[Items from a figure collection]
-=-=-

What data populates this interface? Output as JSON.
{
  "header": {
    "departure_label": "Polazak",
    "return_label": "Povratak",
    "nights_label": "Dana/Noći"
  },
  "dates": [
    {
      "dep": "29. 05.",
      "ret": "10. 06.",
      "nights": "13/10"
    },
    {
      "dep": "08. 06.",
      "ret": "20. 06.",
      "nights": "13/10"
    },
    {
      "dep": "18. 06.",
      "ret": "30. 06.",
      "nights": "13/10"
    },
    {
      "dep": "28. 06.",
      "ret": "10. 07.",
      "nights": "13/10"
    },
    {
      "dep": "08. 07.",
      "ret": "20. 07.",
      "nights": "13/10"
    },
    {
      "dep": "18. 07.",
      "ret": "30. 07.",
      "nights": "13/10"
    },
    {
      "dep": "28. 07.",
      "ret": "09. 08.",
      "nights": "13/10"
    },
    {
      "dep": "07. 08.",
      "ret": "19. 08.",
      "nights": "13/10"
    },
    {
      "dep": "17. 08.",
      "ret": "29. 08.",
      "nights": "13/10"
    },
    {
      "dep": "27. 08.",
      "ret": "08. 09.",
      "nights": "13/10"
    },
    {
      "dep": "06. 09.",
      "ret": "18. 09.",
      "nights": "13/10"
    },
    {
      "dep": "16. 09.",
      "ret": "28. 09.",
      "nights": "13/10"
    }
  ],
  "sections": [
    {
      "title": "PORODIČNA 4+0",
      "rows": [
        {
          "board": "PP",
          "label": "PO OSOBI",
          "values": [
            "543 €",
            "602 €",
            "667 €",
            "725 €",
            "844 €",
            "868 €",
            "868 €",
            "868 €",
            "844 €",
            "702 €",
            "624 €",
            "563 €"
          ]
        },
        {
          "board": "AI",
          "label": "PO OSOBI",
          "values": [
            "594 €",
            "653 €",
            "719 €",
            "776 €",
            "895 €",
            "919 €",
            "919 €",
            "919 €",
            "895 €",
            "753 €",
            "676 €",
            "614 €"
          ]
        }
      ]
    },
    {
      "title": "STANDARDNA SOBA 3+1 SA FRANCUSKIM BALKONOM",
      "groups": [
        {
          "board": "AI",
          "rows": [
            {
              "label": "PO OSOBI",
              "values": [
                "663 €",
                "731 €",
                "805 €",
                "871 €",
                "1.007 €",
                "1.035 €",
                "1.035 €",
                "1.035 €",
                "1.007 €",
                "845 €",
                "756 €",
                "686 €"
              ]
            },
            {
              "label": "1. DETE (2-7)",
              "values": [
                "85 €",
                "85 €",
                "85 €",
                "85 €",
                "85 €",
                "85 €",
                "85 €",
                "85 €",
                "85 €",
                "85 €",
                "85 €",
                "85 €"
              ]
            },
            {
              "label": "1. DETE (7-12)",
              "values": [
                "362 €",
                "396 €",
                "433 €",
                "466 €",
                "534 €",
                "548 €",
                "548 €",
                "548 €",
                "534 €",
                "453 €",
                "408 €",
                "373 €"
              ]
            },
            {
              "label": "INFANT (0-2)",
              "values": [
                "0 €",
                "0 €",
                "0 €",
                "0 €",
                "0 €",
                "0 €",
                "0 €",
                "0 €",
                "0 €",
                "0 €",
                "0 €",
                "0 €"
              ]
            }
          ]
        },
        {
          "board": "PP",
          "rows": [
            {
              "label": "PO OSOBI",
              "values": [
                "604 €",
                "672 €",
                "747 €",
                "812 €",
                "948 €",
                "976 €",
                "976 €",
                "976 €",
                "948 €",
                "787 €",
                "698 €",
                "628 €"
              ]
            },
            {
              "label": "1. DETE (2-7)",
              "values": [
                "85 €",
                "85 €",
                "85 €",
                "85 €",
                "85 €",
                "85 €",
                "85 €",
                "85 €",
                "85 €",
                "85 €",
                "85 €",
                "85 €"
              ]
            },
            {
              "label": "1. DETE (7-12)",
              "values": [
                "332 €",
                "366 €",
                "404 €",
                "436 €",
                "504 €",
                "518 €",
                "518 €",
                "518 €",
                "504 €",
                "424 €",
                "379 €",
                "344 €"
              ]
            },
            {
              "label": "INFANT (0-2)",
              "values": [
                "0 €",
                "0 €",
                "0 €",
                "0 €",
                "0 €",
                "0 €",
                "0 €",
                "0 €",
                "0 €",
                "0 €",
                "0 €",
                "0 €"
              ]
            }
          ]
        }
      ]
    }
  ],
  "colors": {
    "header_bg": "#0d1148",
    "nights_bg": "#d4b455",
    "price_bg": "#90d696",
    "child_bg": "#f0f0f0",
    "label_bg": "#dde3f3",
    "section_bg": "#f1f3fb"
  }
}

-=-=-

Given problem →
Reproduce the entries above in full by retyping them exactly.

Correct output →
What data populates this interface? Output as JSON.
{
  "header": {
    "departure_label": "Polazak",
    "return_label": "Povratak",
    "nights_label": "Dana/Noći"
  },
  "dates": [
    {
      "dep": "29. 05.",
      "ret": "10. 06.",
      "nights": "13/10"
    },
    {
      "dep": "08. 06.",
      "ret": "20. 06.",
      "nights": "13/10"
    },
    {
      "dep": "18. 06.",
      "ret": "30. 06.",
      "nights": "13/10"
    },
    {
      "dep": "28. 06.",
      "ret": "10. 07.",
      "nights": "13/10"
    },
    {
      "dep": "08. 07.",
      "ret": "20. 07.",
      "nights": "13/10"
    },
    {
      "dep": "18. 07.",
      "ret": "30. 07.",
      "nights": "13/10"
    },
    {
      "dep": "28. 07.",
      "ret": "09. 08.",
      "nights": "13/10"
    },
    {
      "dep": "07. 08.",
      "ret": "19. 08.",
      "nights": "13/10"
    },
    {
      "dep": "17. 08.",
      "ret": "29. 08.",
      "nights": "13/10"
    },
    {
      "dep": "27. 08.",
      "ret": "08. 09.",
      "nights": "13/10"
    },
    {
      "dep": "06. 09.",
      "ret": "18. 09.",
      "nights": "13/10"
    },
    {
      "dep": "16. 09.",
      "ret": "28. 09.",
      "nights": "13/10"
    }
  ],
  "sections": [
    {
      "title": "PORODIČNA 4+0",
      "rows": [
        {
          "board": "PP",
          "label": "PO OSOBI",
          "values": [
            "543 €",
            "602 €",
            "667 €",
            "725 €",
            "844 €",
            "868 €",
            "868 €",
            "868 €",
            "844 €",
            "702 €",
            "624 €",
            "563 €"
          ]
        },
        {
          "board": "AI",
          "label": "PO OSOBI",
          "values": [
            "594 €",
            "653 €",
            "719 €",
            "776 €",
            "895 €",
            "919 €",
            "919 €",
            "919 €",
            "895 €",
            "753 €",
            "676 €",
            "614 €"
          ]
        }
      ]
    },
    {
      "title": "STANDARDNA SOBA 3+1 SA FRANCUSKIM BALKONOM",
      "groups": [
        {
          "board": "AI",
          "rows": [
            {
              "label": "PO OSOBI",
              "values": [
                "663 €",
                "731 €",
                "805 €",
                "871 €",
                "1.007 €",
                "1.035 €",
                "1.035 €",
                "1.035 €",
                "1.007 €",
                "845 €",
                "756 €",
                "686 €"
              ]
            },
            {
              "label": "1. DETE (2-7)",
              "values": [
                "85 €",
                "85 €",
                "85 €",
                "85 €",
                "85 €",
                "85 €",
                "85 €",
                "85 €",
                "85 €",
                "85 €",
                "85 €",
                "85 €"
              ]
            },
            {
              "label": "1. DETE (7-12)",
              "values": [
                "362 €",
                "396 €",
                "433 €",
                "466 €",
                "534 €",
                "548 €",
                "548 €",
                "548 €",
                "534 €",
                "453 €",
                "408 €",
                "373 €"
              ]
            },
            {
              "label": "INFANT (0-2)",
              "values": [
                "0 €",
                "0 €",
                "0 €",
                "0 €",
                "0 €",
                "0 €",
                "0 €",
                "0 €",
                "0 €",
                "0 €",
                "0 €",
                "0 €"
              ]
            }
          ]
        },
        {
          "board": "PP",
          "rows": [
            {
              "label": "PO OSOBI",
              "values": [
                "604 €",
                "672 €",
                "747 €",
                "812 €",
                "948 €",
                "976 €",
                "976 €",
                "976 €",
                "948 €",
                "787 €",
                "698 €",
                "628 €"
              ]
            },
            {
              "label": "1. DETE (2-7)",
              "values": [
                "85 €",
                "85 €",
                "85 €",
                "85 €",
                "85 €",
                "85 €",
                "85 €",
                "85 €",
                "85 €",
                "85 €",
                "85 €",
                "85 €"
              ]
            },
            {
              "label": "1. DETE (7-12)",
              "values": [
                "332 €",
                "366 €",
                "404 €",
                "436 €",
                "504 €",
                "518 €",
                "518 €",
                "518 €",
                "504 €",
                "424 €",
                "379 €",
                "344 €"
              ]
            },
            {
              "label": "INFANT (0-2)",
              "values": [
                "0 €",
                "0 €",
                "0 €",
                "0 €",
                "0 €",
                "0 €",
                "0 €",
                "0 €",
                "0 €",
                "0 €",
                "0 €",
                "0 €"
              ]
            }
          ]
        }
      ]
    }
  ],
  "colors": {
    "header_bg": "#0d1148",
    "nights_bg": "#d4b455",
    "price_bg": "#90d696",
    "child_bg": "#f0f0f0",
    "label_bg": "#dde3f3",
    "section_bg": "#f1f3fb"
  }
}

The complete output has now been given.